> [WHAT TO WORK ON]
Check each line of the data below for the word "Moving", then extract the ones that have it.

> [PROVIDED MATERIAL]
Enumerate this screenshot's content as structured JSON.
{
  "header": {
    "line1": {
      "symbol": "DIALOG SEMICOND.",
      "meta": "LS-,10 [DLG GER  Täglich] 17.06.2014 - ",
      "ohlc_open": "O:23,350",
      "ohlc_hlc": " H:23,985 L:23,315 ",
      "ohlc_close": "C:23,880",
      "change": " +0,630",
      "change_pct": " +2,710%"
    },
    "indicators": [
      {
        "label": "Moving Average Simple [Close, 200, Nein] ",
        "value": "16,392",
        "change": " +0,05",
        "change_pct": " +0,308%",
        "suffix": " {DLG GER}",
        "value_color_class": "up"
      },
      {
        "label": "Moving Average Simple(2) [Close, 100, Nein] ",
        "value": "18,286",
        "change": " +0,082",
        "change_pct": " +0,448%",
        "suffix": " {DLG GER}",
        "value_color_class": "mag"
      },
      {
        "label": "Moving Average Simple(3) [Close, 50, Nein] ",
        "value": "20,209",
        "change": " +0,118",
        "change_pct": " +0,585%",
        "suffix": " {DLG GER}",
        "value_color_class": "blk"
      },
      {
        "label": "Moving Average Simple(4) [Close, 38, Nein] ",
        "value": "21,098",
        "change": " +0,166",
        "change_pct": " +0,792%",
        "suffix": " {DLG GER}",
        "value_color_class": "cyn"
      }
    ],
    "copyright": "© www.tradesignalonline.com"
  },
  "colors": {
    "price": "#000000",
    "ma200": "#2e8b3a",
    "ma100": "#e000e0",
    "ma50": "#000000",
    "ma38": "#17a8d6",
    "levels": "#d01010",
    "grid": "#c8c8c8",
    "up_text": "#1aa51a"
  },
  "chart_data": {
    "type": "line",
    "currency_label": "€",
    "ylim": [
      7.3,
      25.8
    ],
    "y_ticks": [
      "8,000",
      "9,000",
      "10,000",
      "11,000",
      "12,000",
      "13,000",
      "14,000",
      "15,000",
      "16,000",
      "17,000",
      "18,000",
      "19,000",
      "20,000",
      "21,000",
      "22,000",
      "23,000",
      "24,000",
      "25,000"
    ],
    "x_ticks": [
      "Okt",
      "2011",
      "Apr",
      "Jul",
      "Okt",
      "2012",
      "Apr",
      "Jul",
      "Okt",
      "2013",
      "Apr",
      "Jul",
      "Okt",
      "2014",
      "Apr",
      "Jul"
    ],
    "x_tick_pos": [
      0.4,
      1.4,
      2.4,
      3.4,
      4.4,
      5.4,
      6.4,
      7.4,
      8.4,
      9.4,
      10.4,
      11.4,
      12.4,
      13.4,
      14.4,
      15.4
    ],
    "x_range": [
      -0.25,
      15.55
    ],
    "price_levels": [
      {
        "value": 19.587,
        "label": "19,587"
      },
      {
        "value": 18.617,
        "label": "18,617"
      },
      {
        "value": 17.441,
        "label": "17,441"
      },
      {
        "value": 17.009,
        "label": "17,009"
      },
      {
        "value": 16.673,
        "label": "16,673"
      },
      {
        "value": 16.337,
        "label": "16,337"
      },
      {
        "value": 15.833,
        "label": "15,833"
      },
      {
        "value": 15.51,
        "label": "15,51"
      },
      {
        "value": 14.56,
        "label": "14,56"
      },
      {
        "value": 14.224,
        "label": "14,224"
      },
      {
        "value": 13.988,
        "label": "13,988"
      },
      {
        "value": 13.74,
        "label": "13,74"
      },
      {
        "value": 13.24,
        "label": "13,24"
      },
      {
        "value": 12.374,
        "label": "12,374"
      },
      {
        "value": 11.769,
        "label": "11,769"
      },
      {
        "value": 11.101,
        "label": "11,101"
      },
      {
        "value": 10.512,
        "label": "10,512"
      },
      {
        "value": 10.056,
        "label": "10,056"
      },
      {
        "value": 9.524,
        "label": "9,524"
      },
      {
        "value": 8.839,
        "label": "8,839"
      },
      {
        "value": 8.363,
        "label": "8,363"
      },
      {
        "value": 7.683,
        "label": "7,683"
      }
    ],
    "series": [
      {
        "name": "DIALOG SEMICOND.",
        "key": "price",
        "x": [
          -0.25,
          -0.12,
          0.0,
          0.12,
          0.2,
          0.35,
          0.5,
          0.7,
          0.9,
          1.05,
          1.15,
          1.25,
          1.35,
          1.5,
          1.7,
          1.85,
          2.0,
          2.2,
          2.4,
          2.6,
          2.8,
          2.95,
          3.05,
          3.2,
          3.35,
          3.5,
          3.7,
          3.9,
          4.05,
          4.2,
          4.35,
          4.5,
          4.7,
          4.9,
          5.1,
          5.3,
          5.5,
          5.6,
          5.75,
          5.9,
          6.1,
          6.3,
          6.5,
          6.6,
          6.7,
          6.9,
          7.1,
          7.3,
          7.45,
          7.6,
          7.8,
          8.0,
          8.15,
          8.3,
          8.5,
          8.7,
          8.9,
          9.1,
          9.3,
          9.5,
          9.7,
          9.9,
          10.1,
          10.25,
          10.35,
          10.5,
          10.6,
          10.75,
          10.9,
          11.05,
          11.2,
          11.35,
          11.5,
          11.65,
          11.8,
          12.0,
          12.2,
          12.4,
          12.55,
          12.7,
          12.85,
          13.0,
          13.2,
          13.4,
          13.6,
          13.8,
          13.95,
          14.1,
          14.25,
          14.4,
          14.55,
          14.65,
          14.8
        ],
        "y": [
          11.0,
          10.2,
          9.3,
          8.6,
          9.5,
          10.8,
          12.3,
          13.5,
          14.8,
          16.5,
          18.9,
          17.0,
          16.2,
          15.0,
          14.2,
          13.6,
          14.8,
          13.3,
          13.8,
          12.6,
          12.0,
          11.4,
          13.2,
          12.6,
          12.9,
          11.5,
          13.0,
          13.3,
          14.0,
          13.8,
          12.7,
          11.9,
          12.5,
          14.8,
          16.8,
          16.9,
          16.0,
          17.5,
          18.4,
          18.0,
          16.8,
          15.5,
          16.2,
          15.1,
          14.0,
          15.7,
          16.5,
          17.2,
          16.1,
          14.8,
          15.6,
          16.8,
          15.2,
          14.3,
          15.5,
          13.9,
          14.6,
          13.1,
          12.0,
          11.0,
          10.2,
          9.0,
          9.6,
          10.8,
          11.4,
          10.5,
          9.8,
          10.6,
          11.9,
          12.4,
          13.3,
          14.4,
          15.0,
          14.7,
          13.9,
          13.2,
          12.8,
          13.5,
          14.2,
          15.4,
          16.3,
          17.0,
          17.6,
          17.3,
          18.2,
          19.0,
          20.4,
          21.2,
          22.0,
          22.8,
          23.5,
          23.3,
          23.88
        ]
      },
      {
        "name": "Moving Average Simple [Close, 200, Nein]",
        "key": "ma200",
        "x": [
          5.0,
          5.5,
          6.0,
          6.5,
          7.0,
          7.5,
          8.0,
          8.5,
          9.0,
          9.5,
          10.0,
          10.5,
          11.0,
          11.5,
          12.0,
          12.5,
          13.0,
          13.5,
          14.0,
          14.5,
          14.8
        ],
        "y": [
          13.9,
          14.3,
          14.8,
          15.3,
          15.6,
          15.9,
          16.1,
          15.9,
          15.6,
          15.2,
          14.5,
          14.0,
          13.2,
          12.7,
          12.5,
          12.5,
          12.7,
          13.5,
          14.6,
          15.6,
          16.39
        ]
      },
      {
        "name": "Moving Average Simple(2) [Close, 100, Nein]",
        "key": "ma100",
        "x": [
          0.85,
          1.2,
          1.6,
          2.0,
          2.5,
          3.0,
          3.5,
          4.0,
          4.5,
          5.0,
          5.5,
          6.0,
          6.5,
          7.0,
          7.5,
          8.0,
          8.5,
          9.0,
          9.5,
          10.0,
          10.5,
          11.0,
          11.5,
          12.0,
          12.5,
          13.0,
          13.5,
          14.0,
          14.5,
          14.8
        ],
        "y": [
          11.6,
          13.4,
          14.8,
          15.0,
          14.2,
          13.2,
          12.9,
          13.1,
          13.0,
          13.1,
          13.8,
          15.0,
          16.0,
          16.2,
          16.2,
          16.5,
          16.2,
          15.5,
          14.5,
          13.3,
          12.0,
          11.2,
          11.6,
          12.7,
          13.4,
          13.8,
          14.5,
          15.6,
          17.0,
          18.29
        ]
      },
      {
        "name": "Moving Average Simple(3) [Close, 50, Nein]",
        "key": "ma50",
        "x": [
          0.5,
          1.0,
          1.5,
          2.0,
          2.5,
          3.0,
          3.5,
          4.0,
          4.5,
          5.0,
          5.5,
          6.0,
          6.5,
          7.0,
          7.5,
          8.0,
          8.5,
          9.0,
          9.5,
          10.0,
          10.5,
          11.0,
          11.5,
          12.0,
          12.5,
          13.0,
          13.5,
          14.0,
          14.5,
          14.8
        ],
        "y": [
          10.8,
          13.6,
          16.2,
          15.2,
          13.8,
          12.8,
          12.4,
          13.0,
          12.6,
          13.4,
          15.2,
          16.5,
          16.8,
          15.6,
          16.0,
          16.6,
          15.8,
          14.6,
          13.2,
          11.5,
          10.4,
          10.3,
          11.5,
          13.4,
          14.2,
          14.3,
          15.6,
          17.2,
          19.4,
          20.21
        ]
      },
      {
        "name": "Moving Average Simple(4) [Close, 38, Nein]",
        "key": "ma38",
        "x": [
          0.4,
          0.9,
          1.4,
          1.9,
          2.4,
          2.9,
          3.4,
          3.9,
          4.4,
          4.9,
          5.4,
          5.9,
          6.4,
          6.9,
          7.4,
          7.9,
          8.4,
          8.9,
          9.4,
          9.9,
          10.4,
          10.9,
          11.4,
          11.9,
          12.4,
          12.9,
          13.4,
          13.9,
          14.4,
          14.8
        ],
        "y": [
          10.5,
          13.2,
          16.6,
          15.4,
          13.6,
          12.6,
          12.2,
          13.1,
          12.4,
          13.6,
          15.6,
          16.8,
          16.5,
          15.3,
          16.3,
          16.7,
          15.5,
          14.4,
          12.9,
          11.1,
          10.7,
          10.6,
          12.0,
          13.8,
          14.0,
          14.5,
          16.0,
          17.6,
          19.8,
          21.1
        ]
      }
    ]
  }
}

> [SOLUTION]
        "label": "Moving Average Simple [Close, 200, Nein] ",
        "label": "Moving Average Simple(2) [Close, 100, Nein] ",
        "label": "Moving Average Simple(3) [Close, 50, Nein] ",
        "label": "Moving Average Simple(4) [Close, 38, Nein] ",
        "name": "Moving Average Simple [Close, 200, Nein]",
        "name": "Moving Average Simple(2) [Close, 100, Nein]",
        "name": "Moving Average Simple(3) [Close, 50, Nein]",
        "name": "Moving Average Simple(4) [Close, 38, Nein]",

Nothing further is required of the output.